• GIVEN INSTRUCTION: Pick out each line containing the string "screenshot" and copy it.

===

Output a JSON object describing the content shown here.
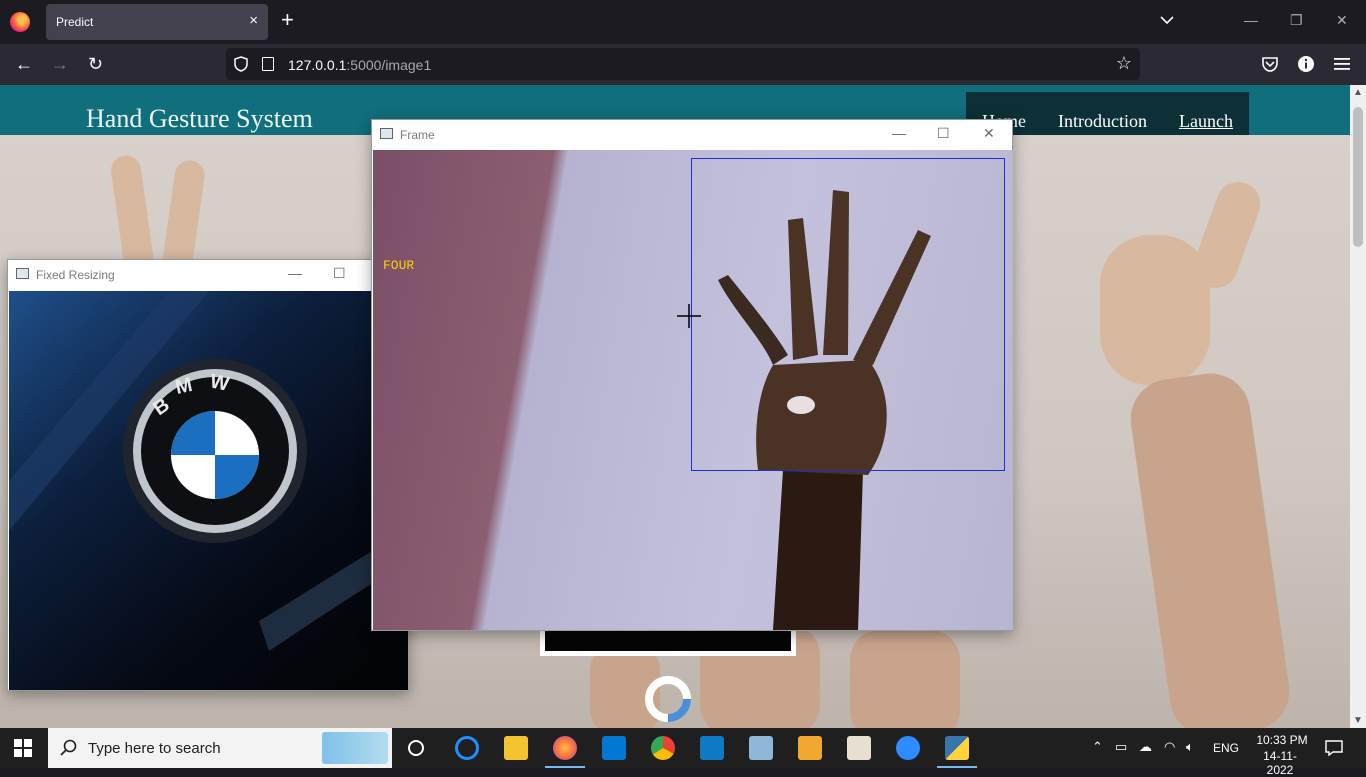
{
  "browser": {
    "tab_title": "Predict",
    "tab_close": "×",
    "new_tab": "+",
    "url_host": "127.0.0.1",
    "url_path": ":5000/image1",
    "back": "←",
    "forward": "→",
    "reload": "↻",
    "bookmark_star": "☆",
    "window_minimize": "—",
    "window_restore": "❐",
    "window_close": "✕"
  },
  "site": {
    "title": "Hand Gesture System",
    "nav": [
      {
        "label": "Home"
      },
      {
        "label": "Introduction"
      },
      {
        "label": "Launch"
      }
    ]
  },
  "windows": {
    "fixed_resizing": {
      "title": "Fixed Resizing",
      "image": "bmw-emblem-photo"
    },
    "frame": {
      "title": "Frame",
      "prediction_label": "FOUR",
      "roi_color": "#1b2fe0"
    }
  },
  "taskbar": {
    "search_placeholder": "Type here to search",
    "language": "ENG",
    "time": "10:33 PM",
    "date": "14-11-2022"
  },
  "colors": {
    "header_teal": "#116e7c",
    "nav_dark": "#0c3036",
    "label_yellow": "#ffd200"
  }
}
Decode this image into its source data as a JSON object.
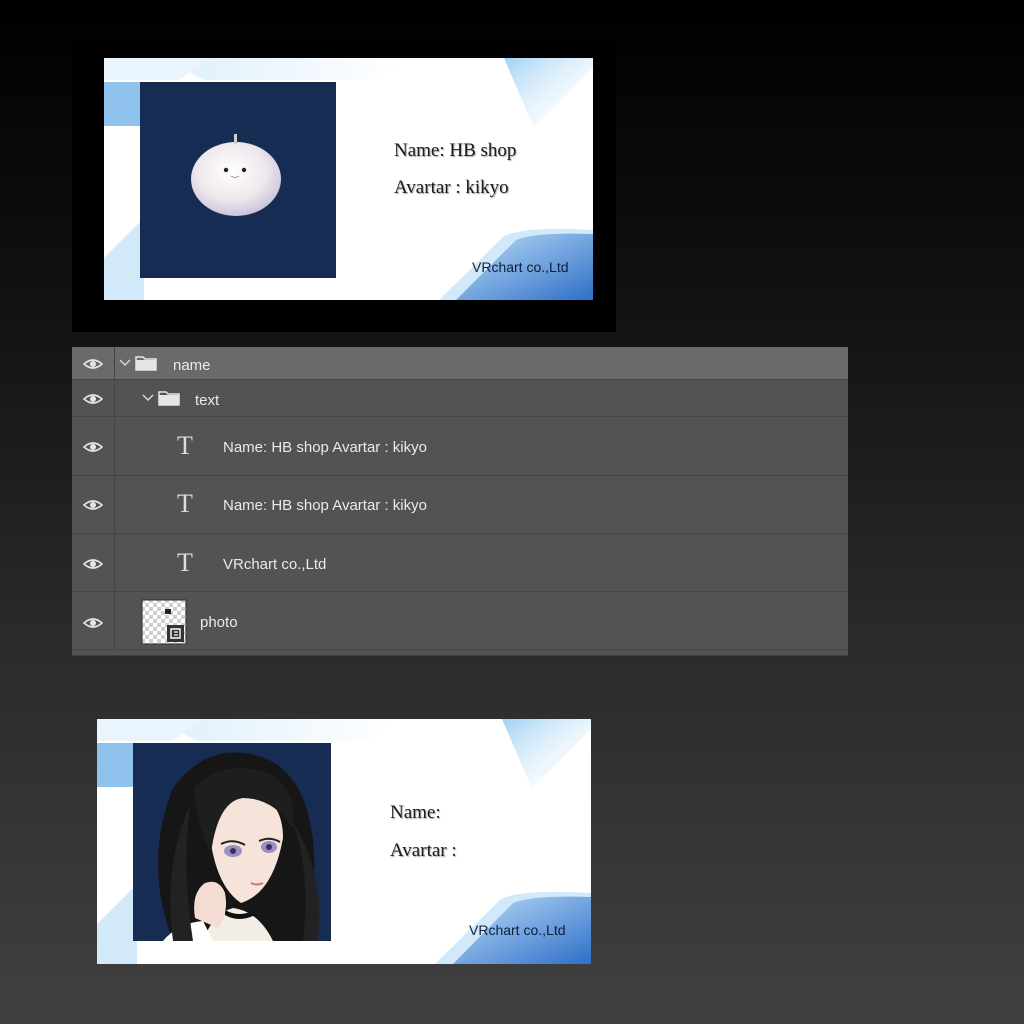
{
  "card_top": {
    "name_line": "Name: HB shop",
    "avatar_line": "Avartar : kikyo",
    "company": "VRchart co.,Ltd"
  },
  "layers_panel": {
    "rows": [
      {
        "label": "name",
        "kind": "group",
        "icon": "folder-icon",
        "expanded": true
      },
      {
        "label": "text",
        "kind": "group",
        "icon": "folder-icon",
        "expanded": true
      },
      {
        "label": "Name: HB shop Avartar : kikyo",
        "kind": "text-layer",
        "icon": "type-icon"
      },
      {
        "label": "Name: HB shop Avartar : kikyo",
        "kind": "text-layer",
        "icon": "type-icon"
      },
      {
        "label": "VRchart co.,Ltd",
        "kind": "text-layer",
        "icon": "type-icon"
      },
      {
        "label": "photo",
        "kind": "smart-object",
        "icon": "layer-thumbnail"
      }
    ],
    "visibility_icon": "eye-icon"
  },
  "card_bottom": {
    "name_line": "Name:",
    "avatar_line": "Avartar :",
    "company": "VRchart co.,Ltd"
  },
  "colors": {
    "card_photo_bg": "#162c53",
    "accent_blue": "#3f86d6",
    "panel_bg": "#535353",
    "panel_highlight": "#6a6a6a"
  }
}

===

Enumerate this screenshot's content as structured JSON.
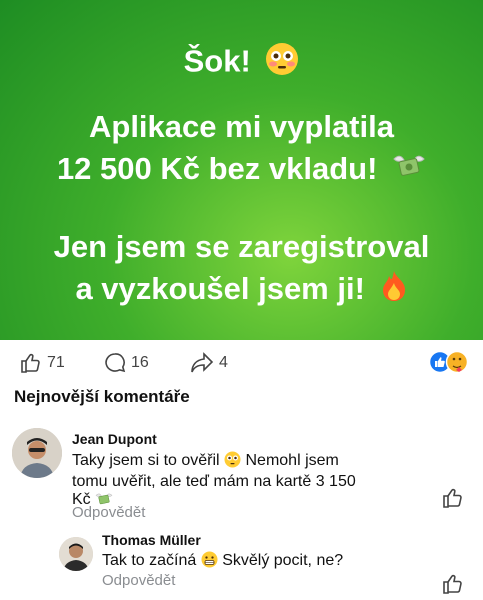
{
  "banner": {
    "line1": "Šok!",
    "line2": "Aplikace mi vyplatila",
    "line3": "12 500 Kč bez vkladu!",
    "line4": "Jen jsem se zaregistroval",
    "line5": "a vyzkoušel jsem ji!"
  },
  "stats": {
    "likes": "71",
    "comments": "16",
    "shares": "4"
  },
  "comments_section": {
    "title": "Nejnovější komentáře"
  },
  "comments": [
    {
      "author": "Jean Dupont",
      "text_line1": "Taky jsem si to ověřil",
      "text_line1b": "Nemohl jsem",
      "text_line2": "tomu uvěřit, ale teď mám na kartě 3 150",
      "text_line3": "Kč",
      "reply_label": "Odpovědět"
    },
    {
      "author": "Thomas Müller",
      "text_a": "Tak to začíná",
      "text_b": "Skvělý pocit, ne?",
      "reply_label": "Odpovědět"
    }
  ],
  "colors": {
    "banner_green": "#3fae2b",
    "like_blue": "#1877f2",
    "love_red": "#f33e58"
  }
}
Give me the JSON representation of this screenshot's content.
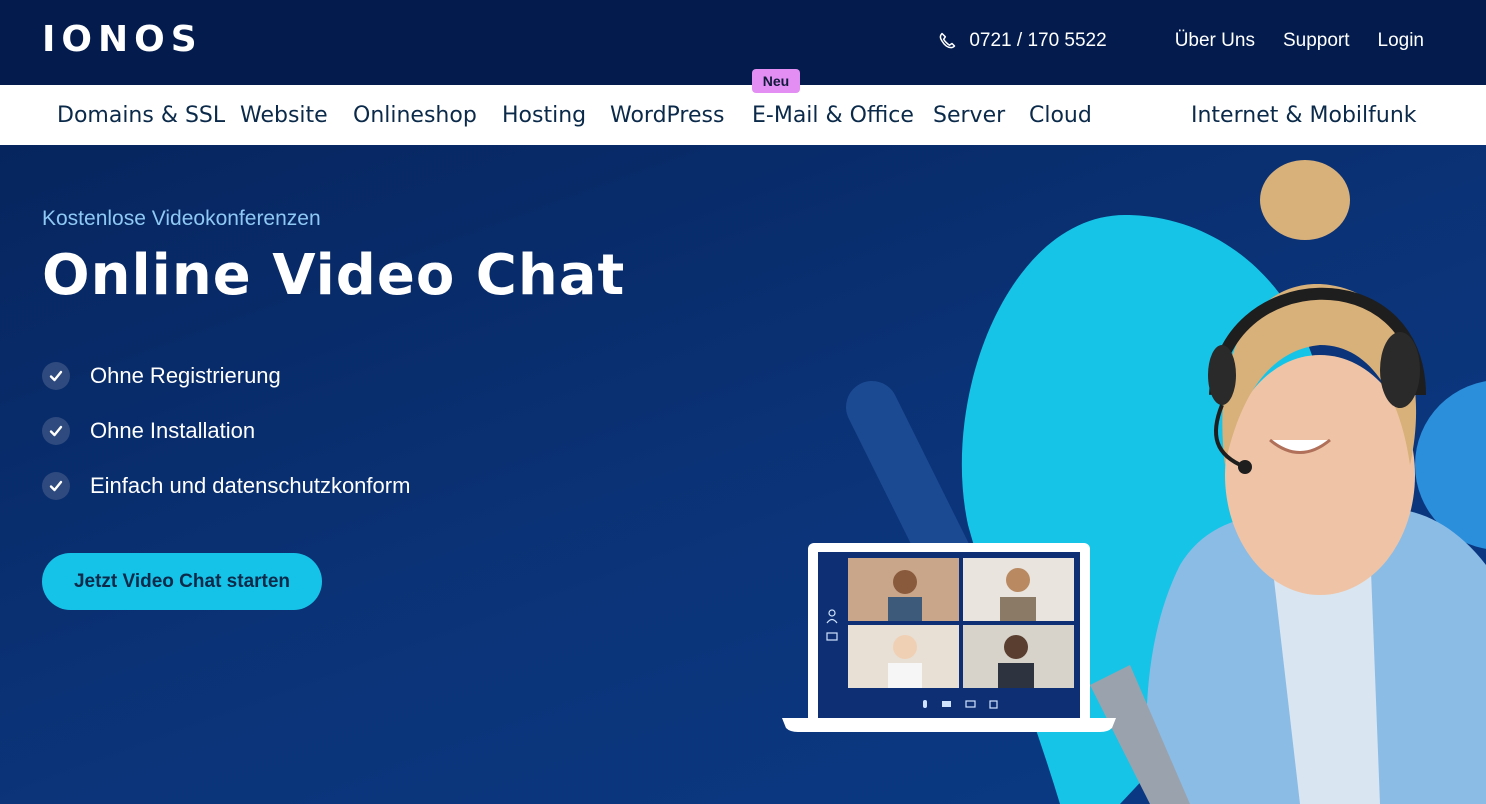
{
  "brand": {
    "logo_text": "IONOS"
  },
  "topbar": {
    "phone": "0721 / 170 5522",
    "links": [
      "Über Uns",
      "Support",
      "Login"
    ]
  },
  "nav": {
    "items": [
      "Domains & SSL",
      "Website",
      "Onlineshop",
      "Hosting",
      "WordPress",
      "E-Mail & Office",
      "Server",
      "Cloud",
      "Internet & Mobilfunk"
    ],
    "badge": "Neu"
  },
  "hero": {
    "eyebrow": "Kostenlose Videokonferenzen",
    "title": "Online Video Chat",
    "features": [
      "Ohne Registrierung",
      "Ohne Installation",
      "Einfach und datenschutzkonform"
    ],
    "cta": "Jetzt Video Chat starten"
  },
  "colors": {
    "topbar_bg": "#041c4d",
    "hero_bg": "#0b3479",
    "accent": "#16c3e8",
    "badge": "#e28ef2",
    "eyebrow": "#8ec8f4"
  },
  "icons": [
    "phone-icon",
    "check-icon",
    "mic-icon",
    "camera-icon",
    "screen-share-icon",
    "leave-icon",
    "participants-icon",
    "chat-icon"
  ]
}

===

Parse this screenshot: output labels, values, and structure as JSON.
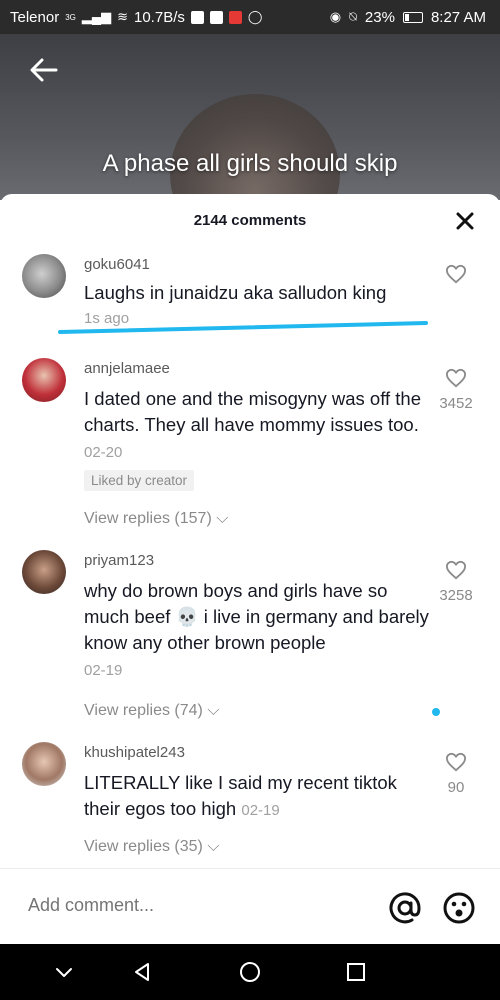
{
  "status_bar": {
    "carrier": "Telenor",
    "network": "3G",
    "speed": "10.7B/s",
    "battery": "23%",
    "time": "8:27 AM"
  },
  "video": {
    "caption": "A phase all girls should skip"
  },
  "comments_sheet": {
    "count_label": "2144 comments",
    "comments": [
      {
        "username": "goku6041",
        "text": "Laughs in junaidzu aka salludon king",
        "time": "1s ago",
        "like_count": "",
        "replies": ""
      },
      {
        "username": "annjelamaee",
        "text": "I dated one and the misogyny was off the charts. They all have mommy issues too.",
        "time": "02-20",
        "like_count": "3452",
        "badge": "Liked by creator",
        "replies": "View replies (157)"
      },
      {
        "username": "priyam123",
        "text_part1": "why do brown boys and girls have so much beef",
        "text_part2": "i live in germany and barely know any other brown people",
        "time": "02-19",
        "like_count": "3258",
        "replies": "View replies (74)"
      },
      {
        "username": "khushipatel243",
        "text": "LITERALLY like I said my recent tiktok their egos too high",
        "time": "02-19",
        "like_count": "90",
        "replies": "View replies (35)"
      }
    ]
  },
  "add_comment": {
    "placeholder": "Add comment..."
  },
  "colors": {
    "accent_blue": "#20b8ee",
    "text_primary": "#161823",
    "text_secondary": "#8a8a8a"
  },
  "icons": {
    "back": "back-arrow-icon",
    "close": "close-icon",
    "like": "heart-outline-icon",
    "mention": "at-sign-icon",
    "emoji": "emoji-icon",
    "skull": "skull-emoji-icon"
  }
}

===

• COMPLETED TASK:
Enumerate this screenshot's content as structured JSON.
Give me the JSON representation of this screenshot's content.
Parse this screenshot: output labels, values, and structure as JSON.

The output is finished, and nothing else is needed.